Records that describe figures:
^^^^

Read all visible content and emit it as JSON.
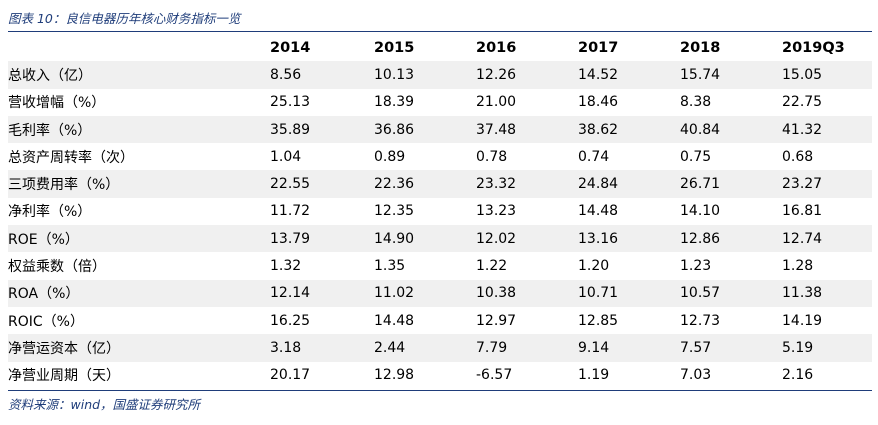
{
  "caption": "图表 10：良信电器历年核心财务指标一览",
  "source": "资料来源：wind，国盛证券研究所",
  "table": {
    "columns": [
      "2014",
      "2015",
      "2016",
      "2017",
      "2018",
      "2019Q3"
    ],
    "rows": [
      {
        "label": "总收入（亿）",
        "values": [
          "8.56",
          "10.13",
          "12.26",
          "14.52",
          "15.74",
          "15.05"
        ]
      },
      {
        "label": "营收增幅（%）",
        "values": [
          "25.13",
          "18.39",
          "21.00",
          "18.46",
          "8.38",
          "22.75"
        ]
      },
      {
        "label": "毛利率（%）",
        "values": [
          "35.89",
          "36.86",
          "37.48",
          "38.62",
          "40.84",
          "41.32"
        ]
      },
      {
        "label": "总资产周转率（次）",
        "values": [
          "1.04",
          "0.89",
          "0.78",
          "0.74",
          "0.75",
          "0.68"
        ]
      },
      {
        "label": "三项费用率（%）",
        "values": [
          "22.55",
          "22.36",
          "23.32",
          "24.84",
          "26.71",
          "23.27"
        ]
      },
      {
        "label": "净利率（%）",
        "values": [
          "11.72",
          "12.35",
          "13.23",
          "14.48",
          "14.10",
          "16.81"
        ]
      },
      {
        "label": "ROE（%）",
        "values": [
          "13.79",
          "14.90",
          "12.02",
          "13.16",
          "12.86",
          "12.74"
        ]
      },
      {
        "label": "权益乘数（倍）",
        "values": [
          "1.32",
          "1.35",
          "1.22",
          "1.20",
          "1.23",
          "1.28"
        ]
      },
      {
        "label": "ROA（%）",
        "values": [
          "12.14",
          "11.02",
          "10.38",
          "10.71",
          "10.57",
          "11.38"
        ]
      },
      {
        "label": "ROIC（%）",
        "values": [
          "16.25",
          "14.48",
          "12.97",
          "12.85",
          "12.73",
          "14.19"
        ]
      },
      {
        "label": "净营运资本（亿）",
        "values": [
          "3.18",
          "2.44",
          "7.79",
          "9.14",
          "7.57",
          "5.19"
        ]
      },
      {
        "label": "净营业周期（天）",
        "values": [
          "20.17",
          "12.98",
          "-6.57",
          "1.19",
          "7.03",
          "2.16"
        ]
      }
    ]
  },
  "colors": {
    "accent": "#1f3d7a",
    "row_shade": "#f0f0f0"
  }
}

^^^^

Prompt:
Lines containing the string "label" should be counted; reply with their number and nothing more.

Expected answer:
12